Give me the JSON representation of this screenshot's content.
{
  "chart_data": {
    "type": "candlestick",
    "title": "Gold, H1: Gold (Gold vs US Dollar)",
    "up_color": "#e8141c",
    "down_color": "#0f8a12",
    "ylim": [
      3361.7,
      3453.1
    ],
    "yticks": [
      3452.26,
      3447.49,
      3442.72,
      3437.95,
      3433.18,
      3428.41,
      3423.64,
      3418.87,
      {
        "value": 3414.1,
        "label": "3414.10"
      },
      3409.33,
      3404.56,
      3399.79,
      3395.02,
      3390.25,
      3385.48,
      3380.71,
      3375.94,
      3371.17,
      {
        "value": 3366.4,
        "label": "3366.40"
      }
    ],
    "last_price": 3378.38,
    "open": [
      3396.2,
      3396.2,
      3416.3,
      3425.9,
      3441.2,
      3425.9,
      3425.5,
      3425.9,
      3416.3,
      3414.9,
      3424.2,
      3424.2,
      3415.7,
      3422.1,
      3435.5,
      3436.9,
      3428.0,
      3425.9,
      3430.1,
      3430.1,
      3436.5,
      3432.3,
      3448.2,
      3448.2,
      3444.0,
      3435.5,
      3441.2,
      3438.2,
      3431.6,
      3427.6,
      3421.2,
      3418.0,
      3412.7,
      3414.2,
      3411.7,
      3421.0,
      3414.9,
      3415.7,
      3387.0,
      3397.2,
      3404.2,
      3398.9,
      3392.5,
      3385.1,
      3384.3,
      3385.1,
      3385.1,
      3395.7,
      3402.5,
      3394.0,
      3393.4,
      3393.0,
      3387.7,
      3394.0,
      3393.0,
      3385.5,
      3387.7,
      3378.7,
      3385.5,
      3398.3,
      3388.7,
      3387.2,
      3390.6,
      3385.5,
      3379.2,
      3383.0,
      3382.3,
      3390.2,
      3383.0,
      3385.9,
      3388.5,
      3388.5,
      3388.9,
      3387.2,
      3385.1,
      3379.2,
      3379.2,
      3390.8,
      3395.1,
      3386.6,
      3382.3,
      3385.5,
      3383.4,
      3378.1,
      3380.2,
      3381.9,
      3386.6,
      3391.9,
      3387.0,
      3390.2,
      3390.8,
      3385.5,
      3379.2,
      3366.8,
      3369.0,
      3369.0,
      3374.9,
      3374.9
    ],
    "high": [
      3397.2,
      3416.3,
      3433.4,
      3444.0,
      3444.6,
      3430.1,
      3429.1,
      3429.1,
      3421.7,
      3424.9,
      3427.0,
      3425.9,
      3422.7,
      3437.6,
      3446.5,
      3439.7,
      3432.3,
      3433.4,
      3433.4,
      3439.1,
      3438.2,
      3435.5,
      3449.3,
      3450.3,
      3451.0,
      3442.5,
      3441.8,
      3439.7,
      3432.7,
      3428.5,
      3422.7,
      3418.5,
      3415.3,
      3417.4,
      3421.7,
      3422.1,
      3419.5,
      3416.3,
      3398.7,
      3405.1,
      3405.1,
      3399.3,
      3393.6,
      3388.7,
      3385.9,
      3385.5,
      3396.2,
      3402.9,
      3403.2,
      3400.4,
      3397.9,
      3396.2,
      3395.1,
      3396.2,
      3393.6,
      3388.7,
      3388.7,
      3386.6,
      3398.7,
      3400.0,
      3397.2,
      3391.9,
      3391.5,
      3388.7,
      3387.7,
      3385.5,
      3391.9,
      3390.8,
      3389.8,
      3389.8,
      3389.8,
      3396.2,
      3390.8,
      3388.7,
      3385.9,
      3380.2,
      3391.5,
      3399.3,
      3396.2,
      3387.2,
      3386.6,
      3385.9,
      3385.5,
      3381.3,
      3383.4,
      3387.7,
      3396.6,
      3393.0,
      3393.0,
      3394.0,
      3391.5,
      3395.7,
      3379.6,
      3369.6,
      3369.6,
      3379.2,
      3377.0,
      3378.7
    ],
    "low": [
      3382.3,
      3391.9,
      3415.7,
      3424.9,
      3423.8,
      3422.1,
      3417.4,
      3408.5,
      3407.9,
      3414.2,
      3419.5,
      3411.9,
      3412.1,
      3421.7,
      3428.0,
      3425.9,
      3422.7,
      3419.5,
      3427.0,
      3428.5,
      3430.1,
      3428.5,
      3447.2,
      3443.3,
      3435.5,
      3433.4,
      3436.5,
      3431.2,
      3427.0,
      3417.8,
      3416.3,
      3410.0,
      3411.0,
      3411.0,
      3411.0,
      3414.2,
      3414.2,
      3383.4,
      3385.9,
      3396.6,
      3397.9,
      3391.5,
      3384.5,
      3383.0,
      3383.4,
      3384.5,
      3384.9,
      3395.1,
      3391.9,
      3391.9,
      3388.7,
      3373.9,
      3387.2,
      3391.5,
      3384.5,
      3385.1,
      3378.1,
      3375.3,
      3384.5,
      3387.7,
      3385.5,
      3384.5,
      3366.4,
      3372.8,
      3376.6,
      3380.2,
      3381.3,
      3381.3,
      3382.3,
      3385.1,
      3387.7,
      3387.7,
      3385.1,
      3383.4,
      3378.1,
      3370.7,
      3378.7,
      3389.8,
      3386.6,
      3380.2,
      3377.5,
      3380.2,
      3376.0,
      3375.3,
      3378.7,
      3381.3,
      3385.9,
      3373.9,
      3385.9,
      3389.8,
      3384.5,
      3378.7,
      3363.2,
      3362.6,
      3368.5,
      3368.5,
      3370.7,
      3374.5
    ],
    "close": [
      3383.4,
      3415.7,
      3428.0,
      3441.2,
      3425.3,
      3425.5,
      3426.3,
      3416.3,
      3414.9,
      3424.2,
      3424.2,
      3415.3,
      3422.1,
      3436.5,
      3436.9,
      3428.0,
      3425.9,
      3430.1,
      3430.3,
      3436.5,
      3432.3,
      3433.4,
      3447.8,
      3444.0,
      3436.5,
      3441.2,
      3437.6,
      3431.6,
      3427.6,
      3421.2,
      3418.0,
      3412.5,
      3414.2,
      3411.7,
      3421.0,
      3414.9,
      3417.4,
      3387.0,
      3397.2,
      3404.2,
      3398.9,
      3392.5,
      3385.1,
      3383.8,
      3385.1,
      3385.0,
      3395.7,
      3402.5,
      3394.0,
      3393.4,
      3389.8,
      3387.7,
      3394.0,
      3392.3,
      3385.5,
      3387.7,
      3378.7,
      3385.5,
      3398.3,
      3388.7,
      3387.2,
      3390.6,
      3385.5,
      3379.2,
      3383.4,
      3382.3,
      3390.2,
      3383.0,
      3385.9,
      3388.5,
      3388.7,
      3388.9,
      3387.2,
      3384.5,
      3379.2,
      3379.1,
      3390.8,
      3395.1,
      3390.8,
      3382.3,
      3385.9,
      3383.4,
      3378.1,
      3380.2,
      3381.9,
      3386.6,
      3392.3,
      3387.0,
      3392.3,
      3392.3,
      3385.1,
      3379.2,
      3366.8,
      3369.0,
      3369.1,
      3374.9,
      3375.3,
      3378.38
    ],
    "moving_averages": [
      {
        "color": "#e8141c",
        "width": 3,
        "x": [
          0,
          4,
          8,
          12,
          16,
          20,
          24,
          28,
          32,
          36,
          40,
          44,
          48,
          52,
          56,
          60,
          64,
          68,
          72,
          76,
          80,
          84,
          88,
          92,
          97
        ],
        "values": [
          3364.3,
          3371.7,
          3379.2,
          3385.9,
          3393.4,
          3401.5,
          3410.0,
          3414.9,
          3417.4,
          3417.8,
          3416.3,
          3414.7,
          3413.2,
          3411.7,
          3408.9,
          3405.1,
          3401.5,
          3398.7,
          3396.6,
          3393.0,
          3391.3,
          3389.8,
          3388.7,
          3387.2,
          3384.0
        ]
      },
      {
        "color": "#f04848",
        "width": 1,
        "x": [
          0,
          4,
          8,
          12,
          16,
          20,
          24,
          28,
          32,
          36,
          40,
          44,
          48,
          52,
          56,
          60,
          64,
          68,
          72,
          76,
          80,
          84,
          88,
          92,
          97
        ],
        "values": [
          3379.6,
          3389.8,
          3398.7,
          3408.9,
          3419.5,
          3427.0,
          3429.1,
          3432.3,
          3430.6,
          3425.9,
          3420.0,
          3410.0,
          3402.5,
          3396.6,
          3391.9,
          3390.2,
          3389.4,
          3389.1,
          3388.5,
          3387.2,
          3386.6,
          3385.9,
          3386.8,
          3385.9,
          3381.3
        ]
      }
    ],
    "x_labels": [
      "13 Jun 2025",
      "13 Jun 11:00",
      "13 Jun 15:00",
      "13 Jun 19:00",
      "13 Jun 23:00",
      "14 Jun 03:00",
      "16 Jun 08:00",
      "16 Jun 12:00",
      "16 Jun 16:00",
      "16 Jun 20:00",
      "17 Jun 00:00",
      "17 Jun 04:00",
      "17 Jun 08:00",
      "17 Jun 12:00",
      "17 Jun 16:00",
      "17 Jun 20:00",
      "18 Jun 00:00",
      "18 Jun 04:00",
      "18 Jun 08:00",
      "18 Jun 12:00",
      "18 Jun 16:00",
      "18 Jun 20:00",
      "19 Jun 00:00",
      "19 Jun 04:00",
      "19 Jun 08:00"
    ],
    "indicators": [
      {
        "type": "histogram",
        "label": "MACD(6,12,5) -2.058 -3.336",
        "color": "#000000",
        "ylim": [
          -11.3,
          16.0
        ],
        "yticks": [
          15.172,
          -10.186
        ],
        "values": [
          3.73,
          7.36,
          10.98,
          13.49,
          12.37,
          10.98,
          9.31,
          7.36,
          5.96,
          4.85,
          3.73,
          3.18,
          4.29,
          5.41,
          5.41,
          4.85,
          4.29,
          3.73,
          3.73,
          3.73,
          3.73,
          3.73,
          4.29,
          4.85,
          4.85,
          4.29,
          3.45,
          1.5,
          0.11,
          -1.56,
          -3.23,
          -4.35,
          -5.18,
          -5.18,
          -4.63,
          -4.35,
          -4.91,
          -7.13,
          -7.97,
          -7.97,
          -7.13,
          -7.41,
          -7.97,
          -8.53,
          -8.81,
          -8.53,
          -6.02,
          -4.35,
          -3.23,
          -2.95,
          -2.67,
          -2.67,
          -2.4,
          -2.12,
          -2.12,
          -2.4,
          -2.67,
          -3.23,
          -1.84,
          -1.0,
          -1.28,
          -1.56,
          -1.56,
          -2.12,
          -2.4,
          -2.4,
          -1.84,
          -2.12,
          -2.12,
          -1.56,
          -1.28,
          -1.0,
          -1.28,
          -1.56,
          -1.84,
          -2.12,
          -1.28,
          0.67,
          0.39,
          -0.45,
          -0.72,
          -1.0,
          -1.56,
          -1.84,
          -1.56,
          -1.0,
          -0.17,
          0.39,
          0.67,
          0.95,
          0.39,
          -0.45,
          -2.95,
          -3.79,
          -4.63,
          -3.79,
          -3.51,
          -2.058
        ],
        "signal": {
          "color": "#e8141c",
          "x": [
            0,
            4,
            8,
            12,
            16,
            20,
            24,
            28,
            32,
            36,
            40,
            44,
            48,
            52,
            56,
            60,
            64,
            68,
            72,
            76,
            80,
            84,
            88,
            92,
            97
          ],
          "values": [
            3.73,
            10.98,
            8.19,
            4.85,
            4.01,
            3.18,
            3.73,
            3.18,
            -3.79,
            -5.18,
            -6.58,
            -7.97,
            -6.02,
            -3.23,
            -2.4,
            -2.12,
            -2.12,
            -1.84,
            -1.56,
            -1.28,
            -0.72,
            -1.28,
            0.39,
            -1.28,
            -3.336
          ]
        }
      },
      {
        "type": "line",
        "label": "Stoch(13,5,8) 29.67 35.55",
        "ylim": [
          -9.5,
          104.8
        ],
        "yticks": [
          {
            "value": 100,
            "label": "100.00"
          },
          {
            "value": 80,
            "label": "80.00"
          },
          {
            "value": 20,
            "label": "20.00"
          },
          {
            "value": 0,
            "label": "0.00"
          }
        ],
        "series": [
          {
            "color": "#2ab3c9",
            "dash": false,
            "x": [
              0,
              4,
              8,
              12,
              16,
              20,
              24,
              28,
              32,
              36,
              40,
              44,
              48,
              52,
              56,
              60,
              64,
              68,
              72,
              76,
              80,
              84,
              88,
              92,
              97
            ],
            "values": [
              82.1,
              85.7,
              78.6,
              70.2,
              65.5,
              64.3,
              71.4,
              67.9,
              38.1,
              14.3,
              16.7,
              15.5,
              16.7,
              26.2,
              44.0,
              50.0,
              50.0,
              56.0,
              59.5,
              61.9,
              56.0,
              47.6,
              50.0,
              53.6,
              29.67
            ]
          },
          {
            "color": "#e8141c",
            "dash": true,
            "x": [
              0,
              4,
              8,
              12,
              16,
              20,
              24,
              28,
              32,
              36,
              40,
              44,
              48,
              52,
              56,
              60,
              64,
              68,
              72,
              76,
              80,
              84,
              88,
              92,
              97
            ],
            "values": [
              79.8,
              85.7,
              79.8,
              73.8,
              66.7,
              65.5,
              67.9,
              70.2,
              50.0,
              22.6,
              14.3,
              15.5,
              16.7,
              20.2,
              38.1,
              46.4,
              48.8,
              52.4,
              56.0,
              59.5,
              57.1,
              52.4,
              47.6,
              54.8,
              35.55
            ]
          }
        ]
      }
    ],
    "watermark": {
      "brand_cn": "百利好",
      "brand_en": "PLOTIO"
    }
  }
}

**Your task:**
For each line in the data above that contains the string "type", extract the line.

**Problem solution:**
    "type": "candlestick",
        "type": "histogram",
        "type": "line",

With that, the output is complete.